[Supplied entries]

______________________________

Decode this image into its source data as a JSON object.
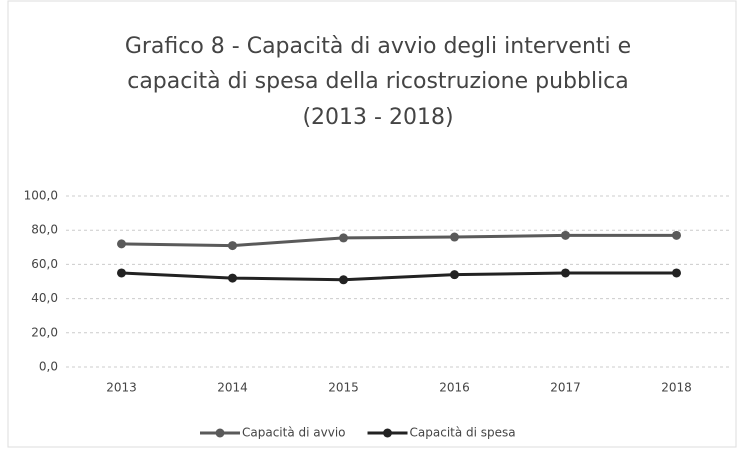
{
  "chart_data": {
    "type": "line",
    "title": [
      "Grafico 8 - Capacità di avvio degli interventi e",
      "capacità di spesa della ricostruzione pubblica",
      "(2013 - 2018)"
    ],
    "categories": [
      "2013",
      "2014",
      "2015",
      "2016",
      "2017",
      "2018"
    ],
    "series": [
      {
        "name": "Capacità di avvio",
        "color": "#5a5a5a",
        "values": [
          72,
          71,
          75.5,
          76,
          77,
          77
        ]
      },
      {
        "name": "Capacità di spesa",
        "color": "#222222",
        "values": [
          55,
          52,
          51,
          54,
          55,
          55
        ]
      }
    ],
    "ylim": [
      0,
      100
    ],
    "yticks": [
      {
        "value": 0,
        "label": "0,0"
      },
      {
        "value": 20,
        "label": "20,0"
      },
      {
        "value": 40,
        "label": "40,0"
      },
      {
        "value": 60,
        "label": "60,0"
      },
      {
        "value": 80,
        "label": "80,0"
      },
      {
        "value": 100,
        "label": "100,0"
      }
    ],
    "grid": true,
    "legend": "bottom"
  }
}
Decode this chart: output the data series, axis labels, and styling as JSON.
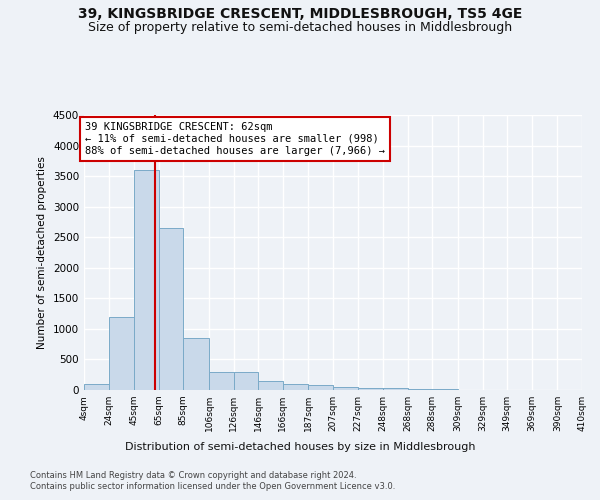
{
  "title": "39, KINGSBRIDGE CRESCENT, MIDDLESBROUGH, TS5 4GE",
  "subtitle": "Size of property relative to semi-detached houses in Middlesbrough",
  "xlabel": "Distribution of semi-detached houses by size in Middlesbrough",
  "ylabel": "Number of semi-detached properties",
  "bin_edges": [
    4,
    24,
    45,
    65,
    85,
    106,
    126,
    146,
    166,
    187,
    207,
    227,
    248,
    268,
    288,
    309,
    329,
    349,
    369,
    390,
    410
  ],
  "bar_heights": [
    100,
    1200,
    3600,
    2650,
    850,
    300,
    300,
    150,
    100,
    80,
    55,
    40,
    35,
    15,
    10,
    8,
    5,
    3,
    2,
    1
  ],
  "bar_color": "#c9d9ea",
  "bar_edgecolor": "#7aaac8",
  "property_size": 62,
  "red_line_color": "#cc0000",
  "annotation_title": "39 KINGSBRIDGE CRESCENT: 62sqm",
  "annotation_line1": "← 11% of semi-detached houses are smaller (998)",
  "annotation_line2": "88% of semi-detached houses are larger (7,966) →",
  "annotation_box_color": "#ffffff",
  "annotation_box_edgecolor": "#cc0000",
  "ylim": [
    0,
    4500
  ],
  "yticks": [
    0,
    500,
    1000,
    1500,
    2000,
    2500,
    3000,
    3500,
    4000,
    4500
  ],
  "footer_line1": "Contains HM Land Registry data © Crown copyright and database right 2024.",
  "footer_line2": "Contains public sector information licensed under the Open Government Licence v3.0.",
  "bg_color": "#eef2f7",
  "plot_bg_color": "#eef2f7",
  "grid_color": "#ffffff",
  "title_fontsize": 10,
  "subtitle_fontsize": 9
}
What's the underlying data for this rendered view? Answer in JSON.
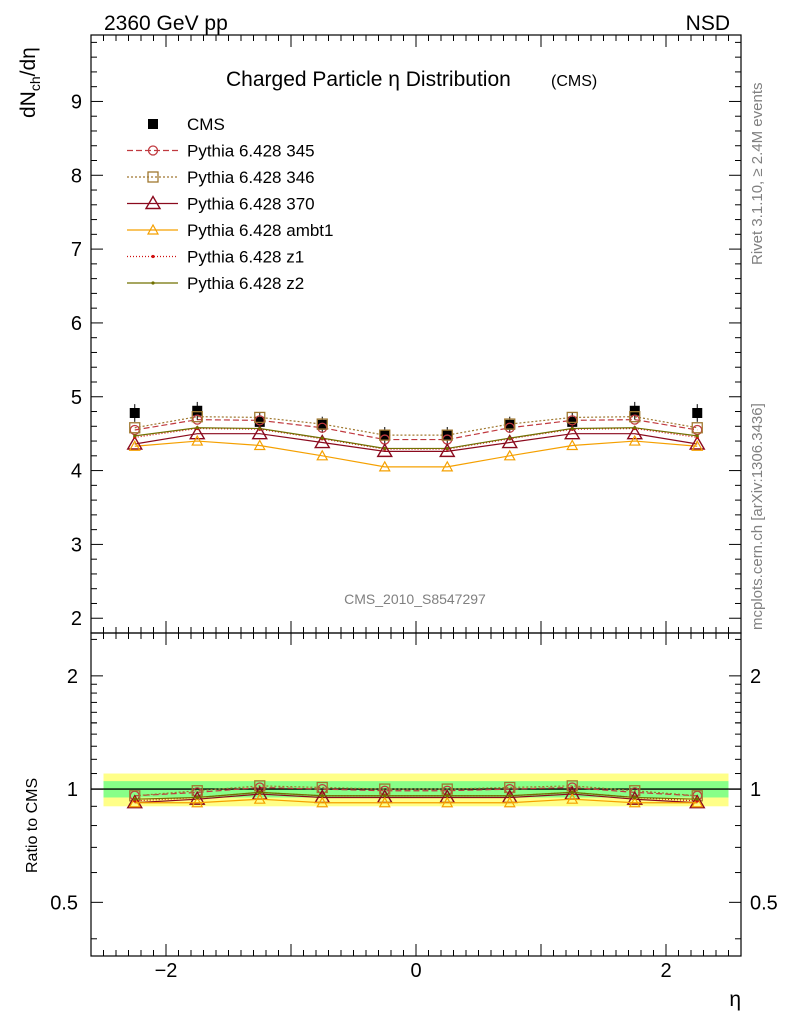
{
  "header": {
    "left": "2360 GeV pp",
    "right": "NSD"
  },
  "side_labels": {
    "rivet": "Rivet 3.1.10, ≥ 2.4M events",
    "mcplots": "mcplots.cern.ch [arXiv:1306.3436]"
  },
  "watermark": "CMS_2010_S8547297",
  "chart_data": [
    {
      "type": "line",
      "panel": "main",
      "title": "Charged Particle η Distribution",
      "title_suffix": "(CMS)",
      "ylabel": "dN_ch/dη",
      "xlabel": "η",
      "xlim": [
        -2.6,
        2.6
      ],
      "ylim": [
        1.8,
        9.9
      ],
      "yticks": [
        2,
        3,
        4,
        5,
        6,
        7,
        8,
        9
      ],
      "x": [
        -2.25,
        -1.75,
        -1.25,
        -0.75,
        -0.25,
        0.25,
        0.75,
        1.25,
        1.75,
        2.25
      ],
      "legend_placement": "top-left",
      "series": [
        {
          "name": "CMS",
          "color": "#000000",
          "style": "data",
          "marker": "square",
          "values": [
            4.78,
            4.81,
            4.66,
            4.62,
            4.48,
            4.48,
            4.62,
            4.66,
            4.81,
            4.78
          ],
          "errors": [
            0.12,
            0.12,
            0.12,
            0.11,
            0.11,
            0.11,
            0.11,
            0.12,
            0.12,
            0.12
          ]
        },
        {
          "name": "Pythia 6.428 345",
          "color": "#c0393f",
          "dash": "6,3",
          "marker": "circle",
          "values": [
            4.55,
            4.69,
            4.68,
            4.58,
            4.42,
            4.42,
            4.58,
            4.68,
            4.69,
            4.55
          ]
        },
        {
          "name": "Pythia 6.428 346",
          "color": "#a07830",
          "dash": "2,2",
          "marker": "square-open",
          "values": [
            4.58,
            4.73,
            4.72,
            4.63,
            4.48,
            4.48,
            4.63,
            4.72,
            4.73,
            4.58
          ]
        },
        {
          "name": "Pythia 6.428 370",
          "color": "#8b0a1e",
          "dash": "",
          "marker": "triangle",
          "values": [
            4.36,
            4.5,
            4.5,
            4.38,
            4.26,
            4.26,
            4.38,
            4.5,
            4.5,
            4.36
          ]
        },
        {
          "name": "Pythia 6.428 ambt1",
          "color": "#f5a000",
          "dash": "",
          "marker": "triangle-small",
          "values": [
            4.33,
            4.4,
            4.34,
            4.2,
            4.05,
            4.05,
            4.2,
            4.34,
            4.4,
            4.33
          ]
        },
        {
          "name": "Pythia 6.428 z1",
          "color": "#d01010",
          "dash": "1,2",
          "marker": "dot",
          "values": [
            4.45,
            4.57,
            4.56,
            4.43,
            4.29,
            4.29,
            4.43,
            4.56,
            4.57,
            4.45
          ]
        },
        {
          "name": "Pythia 6.428 z2",
          "color": "#707000",
          "dash": "",
          "marker": "dot",
          "values": [
            4.47,
            4.58,
            4.57,
            4.44,
            4.3,
            4.3,
            4.44,
            4.57,
            4.58,
            4.47
          ]
        }
      ]
    },
    {
      "type": "line",
      "panel": "ratio",
      "ylabel": "Ratio to CMS",
      "xlabel": "η",
      "xlim": [
        -2.6,
        2.6
      ],
      "ylog": true,
      "ylim": [
        0.36,
        2.6
      ],
      "yticks": [
        0.5,
        1,
        2
      ],
      "xticks": [
        -2,
        0,
        2
      ],
      "x": [
        -2.25,
        -1.75,
        -1.25,
        -0.75,
        -0.25,
        0.25,
        0.75,
        1.25,
        1.75,
        2.25
      ],
      "bands": {
        "inner": 0.05,
        "outer": 0.1
      },
      "series": [
        {
          "name": "Pythia 6.428 345",
          "values": [
            0.96,
            0.98,
            1.01,
            1.0,
            0.99,
            0.99,
            1.0,
            1.01,
            0.98,
            0.96
          ]
        },
        {
          "name": "Pythia 6.428 346",
          "values": [
            0.96,
            0.99,
            1.02,
            1.01,
            1.0,
            1.0,
            1.01,
            1.02,
            0.99,
            0.96
          ]
        },
        {
          "name": "Pythia 6.428 370",
          "values": [
            0.92,
            0.94,
            0.97,
            0.95,
            0.95,
            0.95,
            0.95,
            0.97,
            0.94,
            0.92
          ]
        },
        {
          "name": "Pythia 6.428 ambt1",
          "values": [
            0.92,
            0.92,
            0.94,
            0.92,
            0.92,
            0.92,
            0.92,
            0.94,
            0.92,
            0.92
          ]
        },
        {
          "name": "Pythia 6.428 z1",
          "values": [
            0.93,
            0.95,
            0.98,
            0.96,
            0.96,
            0.96,
            0.96,
            0.98,
            0.95,
            0.93
          ]
        },
        {
          "name": "Pythia 6.428 z2",
          "values": [
            0.94,
            0.95,
            0.98,
            0.96,
            0.96,
            0.96,
            0.96,
            0.98,
            0.95,
            0.94
          ]
        }
      ]
    }
  ]
}
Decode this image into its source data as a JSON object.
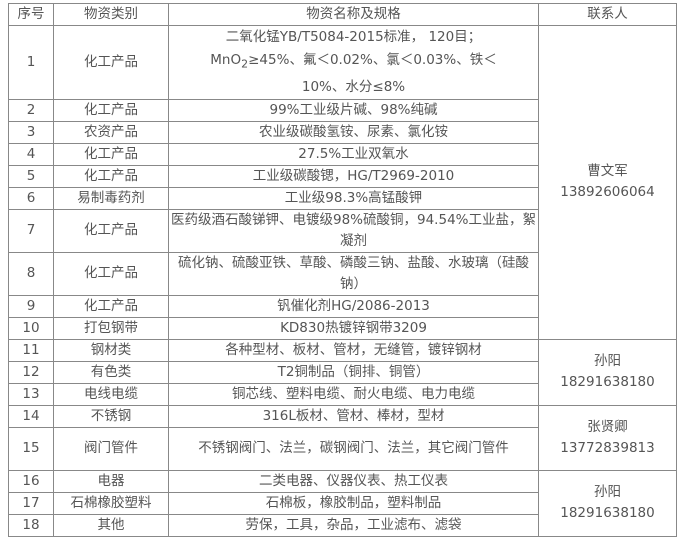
{
  "headers": {
    "no": "序号",
    "category": "物资类别",
    "spec": "物资名称及规格",
    "contact": "联系人"
  },
  "rows": [
    {
      "no": "1",
      "category": "化工产品",
      "spec_a": "二氧化锰YB/T5084-2015标准， 120目；",
      "spec_b": "MnO",
      "spec_sub": "2",
      "spec_c": "≥45%、氟＜0.02%、氯＜0.03%、铁＜",
      "spec_d": "10%、水分≤8%"
    },
    {
      "no": "2",
      "category": "化工产品",
      "spec": "99%工业级片碱、98%纯碱"
    },
    {
      "no": "3",
      "category": "农资产品",
      "spec": "农业级碳酸氢铵、尿素、氯化铵"
    },
    {
      "no": "4",
      "category": "化工产品",
      "spec": "27.5%工业双氧水"
    },
    {
      "no": "5",
      "category": "化工产品",
      "spec": "工业级碳酸锶，HG/T2969-2010"
    },
    {
      "no": "6",
      "category": "易制毒药剂",
      "spec": "工业级98.3%高锰酸钾"
    },
    {
      "no": "7",
      "category": "化工产品",
      "spec": "医药级酒石酸锑钾、电镀级98%硫酸铜，94.54%工业盐，絮凝剂"
    },
    {
      "no": "8",
      "category": "化工产品",
      "spec": "硫化钠、硫酸亚铁、草酸、磷酸三钠、盐酸、水玻璃（硅酸钠）"
    },
    {
      "no": "9",
      "category": "化工产品",
      "spec": "钒催化剂HG/2086-2013"
    },
    {
      "no": "10",
      "category": "打包钢带",
      "spec": "KD830热镀锌钢带3209"
    },
    {
      "no": "11",
      "category": "钢材类",
      "spec": "各种型材、板材、管材，无缝管，镀锌钢材"
    },
    {
      "no": "12",
      "category": "有色类",
      "spec": "T2铜制品（铜排、铜管）"
    },
    {
      "no": "13",
      "category": "电线电缆",
      "spec": "铜芯线、塑料电缆、耐火电缆、电力电缆"
    },
    {
      "no": "14",
      "category": "不锈钢",
      "spec": "316L板材、管材、棒材，型材"
    },
    {
      "no": "15",
      "category": "阀门管件",
      "spec": "不锈钢阀门、法兰，碳钢阀门、法兰，其它阀门管件"
    },
    {
      "no": "16",
      "category": "电器",
      "spec": "二类电器、仪器仪表、热工仪表"
    },
    {
      "no": "17",
      "category": "石棉橡胶塑料",
      "spec": "石棉板，橡胶制品，塑料制品"
    },
    {
      "no": "18",
      "category": "其他",
      "spec": "劳保，工具，杂品，工业滤布、滤袋"
    }
  ],
  "contacts": [
    {
      "name": "曹文军",
      "phone": "13892606064"
    },
    {
      "name": "孙阳",
      "phone": "18291638180"
    },
    {
      "name": "张贤卿",
      "phone": "13772839813"
    },
    {
      "name": "孙阳",
      "phone": "18291638180"
    }
  ]
}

______________________________

Copy out each line of the data containing the string "avvio".

      "Grafico 8 - Capacità di avvio degli interventi e",
        "name": "Capacità di avvio",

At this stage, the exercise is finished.